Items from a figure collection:

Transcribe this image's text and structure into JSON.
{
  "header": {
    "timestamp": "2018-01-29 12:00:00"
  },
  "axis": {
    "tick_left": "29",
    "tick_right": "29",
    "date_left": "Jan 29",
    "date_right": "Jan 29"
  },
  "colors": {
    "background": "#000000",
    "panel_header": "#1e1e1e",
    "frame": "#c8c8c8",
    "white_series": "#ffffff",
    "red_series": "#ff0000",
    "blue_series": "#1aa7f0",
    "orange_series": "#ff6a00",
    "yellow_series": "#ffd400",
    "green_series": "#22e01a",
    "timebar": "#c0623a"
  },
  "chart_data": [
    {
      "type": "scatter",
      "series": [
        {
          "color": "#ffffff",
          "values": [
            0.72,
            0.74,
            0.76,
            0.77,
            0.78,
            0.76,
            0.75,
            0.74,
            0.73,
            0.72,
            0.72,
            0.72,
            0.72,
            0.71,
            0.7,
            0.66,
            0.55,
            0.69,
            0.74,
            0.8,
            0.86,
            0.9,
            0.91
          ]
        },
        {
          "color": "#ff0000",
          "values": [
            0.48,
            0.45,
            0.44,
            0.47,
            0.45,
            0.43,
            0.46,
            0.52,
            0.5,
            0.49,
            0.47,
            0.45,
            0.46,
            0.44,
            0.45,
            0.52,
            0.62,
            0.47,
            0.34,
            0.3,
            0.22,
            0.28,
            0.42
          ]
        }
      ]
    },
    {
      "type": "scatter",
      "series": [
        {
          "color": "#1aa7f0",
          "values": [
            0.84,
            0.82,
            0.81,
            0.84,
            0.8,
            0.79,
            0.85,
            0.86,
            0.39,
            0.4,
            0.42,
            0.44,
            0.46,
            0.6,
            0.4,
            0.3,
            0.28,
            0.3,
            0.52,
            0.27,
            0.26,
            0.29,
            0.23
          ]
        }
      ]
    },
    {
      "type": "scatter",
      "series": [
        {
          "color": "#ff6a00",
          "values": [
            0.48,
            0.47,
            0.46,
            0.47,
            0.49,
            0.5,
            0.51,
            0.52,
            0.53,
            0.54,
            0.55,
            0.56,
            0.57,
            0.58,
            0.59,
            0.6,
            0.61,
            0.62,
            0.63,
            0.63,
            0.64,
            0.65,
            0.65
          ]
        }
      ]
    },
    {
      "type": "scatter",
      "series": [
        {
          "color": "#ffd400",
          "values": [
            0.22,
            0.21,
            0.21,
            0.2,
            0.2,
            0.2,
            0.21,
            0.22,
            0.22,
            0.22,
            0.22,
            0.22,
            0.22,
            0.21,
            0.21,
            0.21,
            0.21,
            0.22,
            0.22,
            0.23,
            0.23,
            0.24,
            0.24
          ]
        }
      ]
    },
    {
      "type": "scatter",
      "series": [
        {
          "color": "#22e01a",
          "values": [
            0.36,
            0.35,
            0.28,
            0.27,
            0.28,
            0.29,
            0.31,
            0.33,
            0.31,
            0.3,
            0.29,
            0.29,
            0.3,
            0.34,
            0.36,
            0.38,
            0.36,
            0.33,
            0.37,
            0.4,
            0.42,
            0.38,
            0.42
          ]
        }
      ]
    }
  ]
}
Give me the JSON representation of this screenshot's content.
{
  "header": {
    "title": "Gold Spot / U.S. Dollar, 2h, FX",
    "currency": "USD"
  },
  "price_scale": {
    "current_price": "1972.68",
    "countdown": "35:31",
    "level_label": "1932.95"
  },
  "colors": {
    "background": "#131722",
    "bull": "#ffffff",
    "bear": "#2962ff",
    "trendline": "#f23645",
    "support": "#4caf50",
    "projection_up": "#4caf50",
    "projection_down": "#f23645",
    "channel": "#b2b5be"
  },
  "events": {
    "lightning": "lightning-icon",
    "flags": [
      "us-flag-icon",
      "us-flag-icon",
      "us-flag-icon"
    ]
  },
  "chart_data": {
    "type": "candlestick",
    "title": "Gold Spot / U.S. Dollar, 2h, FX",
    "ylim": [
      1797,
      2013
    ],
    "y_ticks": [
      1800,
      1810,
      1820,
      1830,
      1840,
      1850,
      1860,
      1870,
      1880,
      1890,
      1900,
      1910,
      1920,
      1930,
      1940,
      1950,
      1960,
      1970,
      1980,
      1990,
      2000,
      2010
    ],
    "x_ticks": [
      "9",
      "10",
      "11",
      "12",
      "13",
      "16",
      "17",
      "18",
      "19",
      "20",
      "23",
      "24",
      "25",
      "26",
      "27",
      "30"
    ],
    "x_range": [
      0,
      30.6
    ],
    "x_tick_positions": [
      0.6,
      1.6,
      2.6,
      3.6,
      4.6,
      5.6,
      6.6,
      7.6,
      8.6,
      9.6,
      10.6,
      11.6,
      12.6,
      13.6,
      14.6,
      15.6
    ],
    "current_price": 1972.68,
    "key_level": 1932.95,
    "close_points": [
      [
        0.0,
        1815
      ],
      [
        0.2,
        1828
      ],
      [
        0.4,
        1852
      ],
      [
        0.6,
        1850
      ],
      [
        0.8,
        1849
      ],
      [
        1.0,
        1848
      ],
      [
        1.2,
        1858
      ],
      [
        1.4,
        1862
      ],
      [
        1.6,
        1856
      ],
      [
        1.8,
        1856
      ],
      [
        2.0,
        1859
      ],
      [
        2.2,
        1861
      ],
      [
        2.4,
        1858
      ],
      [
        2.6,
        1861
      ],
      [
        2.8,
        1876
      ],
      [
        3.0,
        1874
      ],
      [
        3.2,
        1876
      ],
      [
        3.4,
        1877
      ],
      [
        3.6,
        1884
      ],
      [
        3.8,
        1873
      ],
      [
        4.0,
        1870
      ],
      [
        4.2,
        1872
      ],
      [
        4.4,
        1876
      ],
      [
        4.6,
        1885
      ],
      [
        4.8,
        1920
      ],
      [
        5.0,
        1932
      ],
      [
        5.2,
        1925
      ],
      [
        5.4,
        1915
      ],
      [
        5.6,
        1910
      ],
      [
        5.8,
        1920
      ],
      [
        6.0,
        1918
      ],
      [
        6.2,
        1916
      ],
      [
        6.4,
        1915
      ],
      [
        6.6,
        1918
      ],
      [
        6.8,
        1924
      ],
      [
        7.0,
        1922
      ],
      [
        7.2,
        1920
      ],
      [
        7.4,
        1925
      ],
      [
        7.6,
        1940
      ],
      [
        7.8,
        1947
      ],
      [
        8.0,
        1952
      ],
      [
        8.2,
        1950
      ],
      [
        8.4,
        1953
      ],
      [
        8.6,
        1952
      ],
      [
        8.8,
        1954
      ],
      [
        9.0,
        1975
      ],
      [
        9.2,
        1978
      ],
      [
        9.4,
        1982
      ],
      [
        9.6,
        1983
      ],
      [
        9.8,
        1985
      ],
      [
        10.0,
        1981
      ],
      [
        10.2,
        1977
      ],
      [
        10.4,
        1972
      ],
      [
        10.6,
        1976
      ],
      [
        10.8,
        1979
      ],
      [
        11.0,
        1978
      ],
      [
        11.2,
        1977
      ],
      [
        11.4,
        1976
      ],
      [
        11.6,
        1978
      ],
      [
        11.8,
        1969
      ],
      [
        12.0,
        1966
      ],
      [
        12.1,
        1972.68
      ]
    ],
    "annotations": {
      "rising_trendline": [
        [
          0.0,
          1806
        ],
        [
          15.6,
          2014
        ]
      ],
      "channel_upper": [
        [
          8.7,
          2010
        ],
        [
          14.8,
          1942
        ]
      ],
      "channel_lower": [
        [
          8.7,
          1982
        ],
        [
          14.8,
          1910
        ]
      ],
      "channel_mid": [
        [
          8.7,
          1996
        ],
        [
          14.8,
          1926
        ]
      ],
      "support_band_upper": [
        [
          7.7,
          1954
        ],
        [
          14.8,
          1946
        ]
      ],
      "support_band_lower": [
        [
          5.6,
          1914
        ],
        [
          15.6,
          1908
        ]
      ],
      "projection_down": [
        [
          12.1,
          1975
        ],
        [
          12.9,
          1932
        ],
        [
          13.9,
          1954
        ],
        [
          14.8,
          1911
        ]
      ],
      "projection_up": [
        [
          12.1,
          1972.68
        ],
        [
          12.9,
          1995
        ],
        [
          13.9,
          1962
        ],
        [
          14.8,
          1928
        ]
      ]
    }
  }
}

#### Your instructions
Copy out all lines that carry the word "ffffff".

#### Answer
    "white_series": "#ffffff",
          "color": "#ffffff",
    "bull": "#ffffff",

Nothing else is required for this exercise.